- Text provided -
FGF21 has been considered as a potent regulator in glucose and lipid metabolism. The fact that blood glucose and lipid levels are comparable in WT and FGF21KO diabetic mice [31] and that FGF21 deletion further aggravates of the aortic thickening (Fig. 1), fibrosis (Fig. 2), inflammation (Fig. 3), cell apoptosis (Fig. 4) and oxidative stress (Fig. 5), suggests that the detrimental effect of FGF21 deletion on the aorta is most likely mediated by its direct action in aortic tissues rather than secondary actions such as manipulating systemic glucose and/or lipid metabolism.

The endothelium, which consists of a metabolically active monolayer of endothelial cells covering the entire luminal surface of blood vessels, plays a fundamental role in maintaining vascular homeostasis. Endothelial dysfunction was considered as a starting point for macroangiopathy and microangiopathy in both type1 and type 2 diabetes which would trigger the development of diabetic vasculopathy [4]. Cell apoptosis was assessed as an initial step of endothelial dysfunction [32]. In the present study, we found that FGF21 deletion accelerated and aggravated diabetes-induced aortic cell apoptosis (Fig. 4). These results are consistent with recent studies that FGF21 inhibits endothelial cell apoptosis induced by oxidized low density lipoprotein [33] or high glucose [34], enhances cell viability and decreases the apoptotic cell death in human umbilical vein endothelial cells (HUVECs) caused by H2O2 stress induction in vitro, while improves the condition of atherosclerotic rats in vivo [35, 36].

- Recorded information -
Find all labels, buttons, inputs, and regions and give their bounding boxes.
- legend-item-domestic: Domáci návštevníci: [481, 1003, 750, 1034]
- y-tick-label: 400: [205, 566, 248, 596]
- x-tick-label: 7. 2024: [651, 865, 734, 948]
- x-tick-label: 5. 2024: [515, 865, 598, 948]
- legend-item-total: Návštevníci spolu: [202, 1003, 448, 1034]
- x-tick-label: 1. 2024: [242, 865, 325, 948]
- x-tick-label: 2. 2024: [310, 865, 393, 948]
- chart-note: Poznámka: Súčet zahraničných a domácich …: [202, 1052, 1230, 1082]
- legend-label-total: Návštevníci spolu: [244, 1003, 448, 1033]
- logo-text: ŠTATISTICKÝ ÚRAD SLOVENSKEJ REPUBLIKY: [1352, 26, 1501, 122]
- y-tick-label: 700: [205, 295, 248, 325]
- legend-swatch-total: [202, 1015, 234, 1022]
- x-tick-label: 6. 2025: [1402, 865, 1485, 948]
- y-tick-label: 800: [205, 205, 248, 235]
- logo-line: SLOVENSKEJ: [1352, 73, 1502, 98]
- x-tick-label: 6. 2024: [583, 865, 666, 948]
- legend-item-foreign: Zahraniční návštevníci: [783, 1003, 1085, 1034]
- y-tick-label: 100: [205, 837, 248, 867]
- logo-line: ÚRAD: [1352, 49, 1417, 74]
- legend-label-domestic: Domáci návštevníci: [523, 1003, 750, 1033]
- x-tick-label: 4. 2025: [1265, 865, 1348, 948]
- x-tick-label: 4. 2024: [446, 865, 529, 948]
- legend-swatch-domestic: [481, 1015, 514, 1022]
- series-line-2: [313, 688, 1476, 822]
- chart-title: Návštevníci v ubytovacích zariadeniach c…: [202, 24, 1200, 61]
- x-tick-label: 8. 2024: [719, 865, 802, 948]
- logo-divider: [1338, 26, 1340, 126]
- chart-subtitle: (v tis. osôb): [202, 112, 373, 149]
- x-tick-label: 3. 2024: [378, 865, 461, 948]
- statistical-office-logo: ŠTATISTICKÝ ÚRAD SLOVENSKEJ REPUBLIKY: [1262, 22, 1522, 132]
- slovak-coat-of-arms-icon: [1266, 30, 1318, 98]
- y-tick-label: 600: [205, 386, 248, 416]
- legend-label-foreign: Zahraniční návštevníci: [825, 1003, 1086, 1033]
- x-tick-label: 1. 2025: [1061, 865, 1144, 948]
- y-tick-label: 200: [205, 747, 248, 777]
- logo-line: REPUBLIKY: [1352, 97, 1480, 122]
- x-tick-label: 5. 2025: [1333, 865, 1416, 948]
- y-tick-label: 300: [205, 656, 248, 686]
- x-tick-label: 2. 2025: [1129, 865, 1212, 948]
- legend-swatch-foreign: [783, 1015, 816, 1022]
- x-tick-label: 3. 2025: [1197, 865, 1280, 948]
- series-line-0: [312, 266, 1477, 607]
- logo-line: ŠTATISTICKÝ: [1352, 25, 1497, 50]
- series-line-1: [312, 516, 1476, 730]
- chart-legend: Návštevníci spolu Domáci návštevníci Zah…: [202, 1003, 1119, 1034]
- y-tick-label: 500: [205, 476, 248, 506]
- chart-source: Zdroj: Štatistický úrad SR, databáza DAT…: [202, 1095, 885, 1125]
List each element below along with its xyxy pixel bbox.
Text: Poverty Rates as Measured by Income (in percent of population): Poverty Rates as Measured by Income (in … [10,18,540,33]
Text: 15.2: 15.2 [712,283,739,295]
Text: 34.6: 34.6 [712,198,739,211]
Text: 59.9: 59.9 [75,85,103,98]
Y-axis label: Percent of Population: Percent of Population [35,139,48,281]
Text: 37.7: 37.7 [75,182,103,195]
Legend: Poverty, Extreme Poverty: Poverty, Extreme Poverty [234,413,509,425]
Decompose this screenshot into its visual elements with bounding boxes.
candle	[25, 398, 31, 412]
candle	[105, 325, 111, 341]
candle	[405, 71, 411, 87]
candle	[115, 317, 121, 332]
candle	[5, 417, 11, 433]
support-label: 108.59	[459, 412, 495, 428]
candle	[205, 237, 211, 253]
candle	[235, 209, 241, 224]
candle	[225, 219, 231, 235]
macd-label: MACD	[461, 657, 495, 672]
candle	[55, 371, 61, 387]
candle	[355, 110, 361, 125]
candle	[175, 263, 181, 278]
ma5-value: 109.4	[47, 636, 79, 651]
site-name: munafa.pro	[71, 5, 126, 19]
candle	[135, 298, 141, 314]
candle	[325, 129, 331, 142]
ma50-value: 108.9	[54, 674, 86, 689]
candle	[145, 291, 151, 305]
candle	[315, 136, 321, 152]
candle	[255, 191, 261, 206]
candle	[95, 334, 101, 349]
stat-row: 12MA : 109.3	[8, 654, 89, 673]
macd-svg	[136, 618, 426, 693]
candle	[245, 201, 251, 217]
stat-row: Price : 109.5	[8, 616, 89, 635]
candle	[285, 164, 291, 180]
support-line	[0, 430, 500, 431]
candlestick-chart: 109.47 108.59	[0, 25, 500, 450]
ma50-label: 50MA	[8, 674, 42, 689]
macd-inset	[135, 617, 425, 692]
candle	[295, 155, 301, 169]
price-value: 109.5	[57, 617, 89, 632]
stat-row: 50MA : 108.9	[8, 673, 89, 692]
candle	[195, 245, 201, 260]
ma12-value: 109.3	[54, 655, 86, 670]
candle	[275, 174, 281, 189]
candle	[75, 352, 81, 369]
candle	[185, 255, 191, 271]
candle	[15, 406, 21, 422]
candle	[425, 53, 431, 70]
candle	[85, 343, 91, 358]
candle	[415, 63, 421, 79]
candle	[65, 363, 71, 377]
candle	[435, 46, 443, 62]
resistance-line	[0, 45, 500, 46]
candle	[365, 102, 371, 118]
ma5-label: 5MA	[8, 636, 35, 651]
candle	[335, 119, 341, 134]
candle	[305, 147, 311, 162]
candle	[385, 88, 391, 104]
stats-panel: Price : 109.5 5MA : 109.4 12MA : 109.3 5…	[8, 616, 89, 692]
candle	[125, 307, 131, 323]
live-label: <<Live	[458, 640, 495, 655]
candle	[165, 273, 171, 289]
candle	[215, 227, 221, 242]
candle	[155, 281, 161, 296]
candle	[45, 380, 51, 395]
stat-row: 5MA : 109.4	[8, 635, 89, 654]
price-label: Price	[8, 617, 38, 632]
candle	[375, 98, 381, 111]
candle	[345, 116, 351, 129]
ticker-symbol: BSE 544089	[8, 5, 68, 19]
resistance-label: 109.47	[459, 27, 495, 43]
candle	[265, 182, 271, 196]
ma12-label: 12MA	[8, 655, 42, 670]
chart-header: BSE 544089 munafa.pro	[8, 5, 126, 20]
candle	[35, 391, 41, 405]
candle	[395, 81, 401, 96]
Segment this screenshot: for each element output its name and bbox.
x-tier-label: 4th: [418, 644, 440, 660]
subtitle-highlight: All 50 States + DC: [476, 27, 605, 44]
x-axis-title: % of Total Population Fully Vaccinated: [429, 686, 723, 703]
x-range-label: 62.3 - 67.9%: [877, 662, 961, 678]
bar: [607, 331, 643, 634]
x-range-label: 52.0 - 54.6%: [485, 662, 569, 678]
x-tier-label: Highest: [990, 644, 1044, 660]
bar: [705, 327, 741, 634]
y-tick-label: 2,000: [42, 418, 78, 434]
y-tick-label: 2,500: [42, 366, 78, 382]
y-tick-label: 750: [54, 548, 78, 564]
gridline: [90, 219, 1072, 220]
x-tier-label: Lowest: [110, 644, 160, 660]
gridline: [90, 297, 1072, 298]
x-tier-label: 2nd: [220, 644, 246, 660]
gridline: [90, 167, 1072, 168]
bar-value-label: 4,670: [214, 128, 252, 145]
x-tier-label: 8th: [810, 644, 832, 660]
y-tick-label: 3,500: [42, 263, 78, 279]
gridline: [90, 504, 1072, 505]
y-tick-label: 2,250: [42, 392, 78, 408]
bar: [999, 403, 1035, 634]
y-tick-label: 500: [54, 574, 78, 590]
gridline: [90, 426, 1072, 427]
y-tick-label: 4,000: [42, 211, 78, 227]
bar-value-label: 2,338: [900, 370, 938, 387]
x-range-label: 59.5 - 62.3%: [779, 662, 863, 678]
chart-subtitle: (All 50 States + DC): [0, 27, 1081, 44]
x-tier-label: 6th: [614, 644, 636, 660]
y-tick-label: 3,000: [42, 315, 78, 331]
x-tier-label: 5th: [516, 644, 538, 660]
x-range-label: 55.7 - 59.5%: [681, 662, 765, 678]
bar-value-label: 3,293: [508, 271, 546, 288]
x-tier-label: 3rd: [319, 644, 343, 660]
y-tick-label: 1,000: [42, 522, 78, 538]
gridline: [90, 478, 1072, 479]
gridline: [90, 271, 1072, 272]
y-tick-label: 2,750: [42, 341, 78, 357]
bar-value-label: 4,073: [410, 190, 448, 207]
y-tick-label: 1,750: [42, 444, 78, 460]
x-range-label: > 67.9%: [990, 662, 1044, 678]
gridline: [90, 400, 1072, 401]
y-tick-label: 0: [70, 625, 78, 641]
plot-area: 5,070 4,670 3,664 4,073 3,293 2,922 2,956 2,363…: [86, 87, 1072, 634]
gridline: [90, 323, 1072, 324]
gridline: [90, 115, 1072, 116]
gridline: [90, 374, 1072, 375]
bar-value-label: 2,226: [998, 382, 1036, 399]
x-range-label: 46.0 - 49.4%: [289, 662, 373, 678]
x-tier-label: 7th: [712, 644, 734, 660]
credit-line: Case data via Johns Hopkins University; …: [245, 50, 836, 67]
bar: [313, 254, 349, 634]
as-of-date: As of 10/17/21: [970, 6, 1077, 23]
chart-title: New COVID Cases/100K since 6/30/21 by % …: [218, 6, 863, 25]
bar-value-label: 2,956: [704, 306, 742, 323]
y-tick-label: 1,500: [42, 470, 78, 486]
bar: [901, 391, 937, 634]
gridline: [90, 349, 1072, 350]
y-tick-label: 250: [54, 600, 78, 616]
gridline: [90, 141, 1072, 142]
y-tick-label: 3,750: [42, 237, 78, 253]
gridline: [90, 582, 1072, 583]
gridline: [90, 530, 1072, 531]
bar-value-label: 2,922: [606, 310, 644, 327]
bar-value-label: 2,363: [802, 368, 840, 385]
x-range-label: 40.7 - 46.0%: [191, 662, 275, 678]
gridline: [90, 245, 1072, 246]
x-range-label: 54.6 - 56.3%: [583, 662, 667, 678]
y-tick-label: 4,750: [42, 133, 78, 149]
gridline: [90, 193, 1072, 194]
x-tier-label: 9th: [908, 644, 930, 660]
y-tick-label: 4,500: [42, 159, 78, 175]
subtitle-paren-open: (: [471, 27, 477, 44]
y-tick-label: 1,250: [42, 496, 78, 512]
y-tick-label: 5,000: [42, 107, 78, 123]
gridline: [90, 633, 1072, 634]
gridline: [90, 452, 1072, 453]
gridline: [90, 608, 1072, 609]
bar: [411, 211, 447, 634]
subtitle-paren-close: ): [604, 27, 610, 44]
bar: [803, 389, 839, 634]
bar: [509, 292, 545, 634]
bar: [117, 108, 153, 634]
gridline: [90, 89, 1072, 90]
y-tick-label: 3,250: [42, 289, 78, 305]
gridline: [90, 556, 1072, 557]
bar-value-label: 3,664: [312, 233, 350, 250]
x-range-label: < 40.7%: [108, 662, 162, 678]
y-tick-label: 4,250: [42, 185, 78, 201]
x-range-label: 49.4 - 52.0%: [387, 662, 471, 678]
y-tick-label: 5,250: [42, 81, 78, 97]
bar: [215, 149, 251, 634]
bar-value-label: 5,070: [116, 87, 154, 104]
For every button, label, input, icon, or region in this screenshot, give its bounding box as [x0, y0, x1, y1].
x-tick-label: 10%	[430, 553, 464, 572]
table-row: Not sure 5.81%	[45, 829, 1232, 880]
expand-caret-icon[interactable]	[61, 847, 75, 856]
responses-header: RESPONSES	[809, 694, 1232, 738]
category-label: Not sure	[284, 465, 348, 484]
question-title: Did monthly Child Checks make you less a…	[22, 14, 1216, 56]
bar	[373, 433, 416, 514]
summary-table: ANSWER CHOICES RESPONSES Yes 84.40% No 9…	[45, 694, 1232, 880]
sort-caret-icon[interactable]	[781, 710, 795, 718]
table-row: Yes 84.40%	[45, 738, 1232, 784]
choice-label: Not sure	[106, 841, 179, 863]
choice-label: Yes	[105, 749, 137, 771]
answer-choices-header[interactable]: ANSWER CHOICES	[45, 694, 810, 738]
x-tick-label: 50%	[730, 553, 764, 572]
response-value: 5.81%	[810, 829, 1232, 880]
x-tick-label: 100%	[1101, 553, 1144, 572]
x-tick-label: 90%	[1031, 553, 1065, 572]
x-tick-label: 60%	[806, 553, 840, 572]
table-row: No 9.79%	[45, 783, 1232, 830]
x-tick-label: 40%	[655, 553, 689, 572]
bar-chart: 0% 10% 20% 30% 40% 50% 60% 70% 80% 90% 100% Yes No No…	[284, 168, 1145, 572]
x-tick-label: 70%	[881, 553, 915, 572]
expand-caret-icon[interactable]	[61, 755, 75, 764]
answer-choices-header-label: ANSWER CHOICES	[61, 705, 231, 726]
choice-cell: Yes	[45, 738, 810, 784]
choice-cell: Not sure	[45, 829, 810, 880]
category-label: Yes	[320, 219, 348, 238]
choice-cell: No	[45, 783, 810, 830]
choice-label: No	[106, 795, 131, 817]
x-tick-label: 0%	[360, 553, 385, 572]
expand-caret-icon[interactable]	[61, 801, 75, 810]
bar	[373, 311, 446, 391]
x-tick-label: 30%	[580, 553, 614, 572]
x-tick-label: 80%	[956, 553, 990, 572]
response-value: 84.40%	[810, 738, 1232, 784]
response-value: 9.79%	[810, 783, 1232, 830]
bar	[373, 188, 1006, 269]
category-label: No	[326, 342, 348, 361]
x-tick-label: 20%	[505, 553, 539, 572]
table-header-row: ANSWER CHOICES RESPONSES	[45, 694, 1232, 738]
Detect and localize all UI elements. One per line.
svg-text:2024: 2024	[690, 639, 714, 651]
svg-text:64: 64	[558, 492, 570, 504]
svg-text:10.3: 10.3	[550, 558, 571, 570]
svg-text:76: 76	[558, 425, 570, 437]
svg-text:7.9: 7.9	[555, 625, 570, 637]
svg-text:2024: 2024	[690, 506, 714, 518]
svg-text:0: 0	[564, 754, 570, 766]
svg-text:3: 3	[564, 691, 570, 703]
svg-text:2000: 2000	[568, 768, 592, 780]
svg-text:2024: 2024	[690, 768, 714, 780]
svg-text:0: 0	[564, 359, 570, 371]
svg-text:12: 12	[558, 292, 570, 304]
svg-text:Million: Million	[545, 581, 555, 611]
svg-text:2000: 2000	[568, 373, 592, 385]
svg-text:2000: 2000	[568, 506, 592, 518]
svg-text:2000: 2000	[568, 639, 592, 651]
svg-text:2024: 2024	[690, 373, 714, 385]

- Activity A -
According to the text provided, what was assessed as an initial step of endothelial dysfunction?
- Activity B -
Duplicate the part of the text provided that begins at the words "FGF21 has been" and stops after the words "and/or lipid metabolism.".

- Answer area A -
Cell apoptosis

- Answer area B -
FGF21 has been considered as a potent regulator in glucose and lipid metabolism. The fact that blood glucose and lipid levels are comparable in WT and FGF21KO diabetic mice [31] and that FGF21 deletion further aggravates of the aortic thickening (Fig. 1), fibrosis (Fig. 2), inflammation (Fig. 3), cell apoptosis (Fig. 4) and oxidative stress (Fig. 5), suggests that the detrimental effect of FGF21 deletion on the aorta is most likely mediated by its direct action in aortic tissues rather than secondary actions such as manipulating systemic glucose and/or lipid metabolism.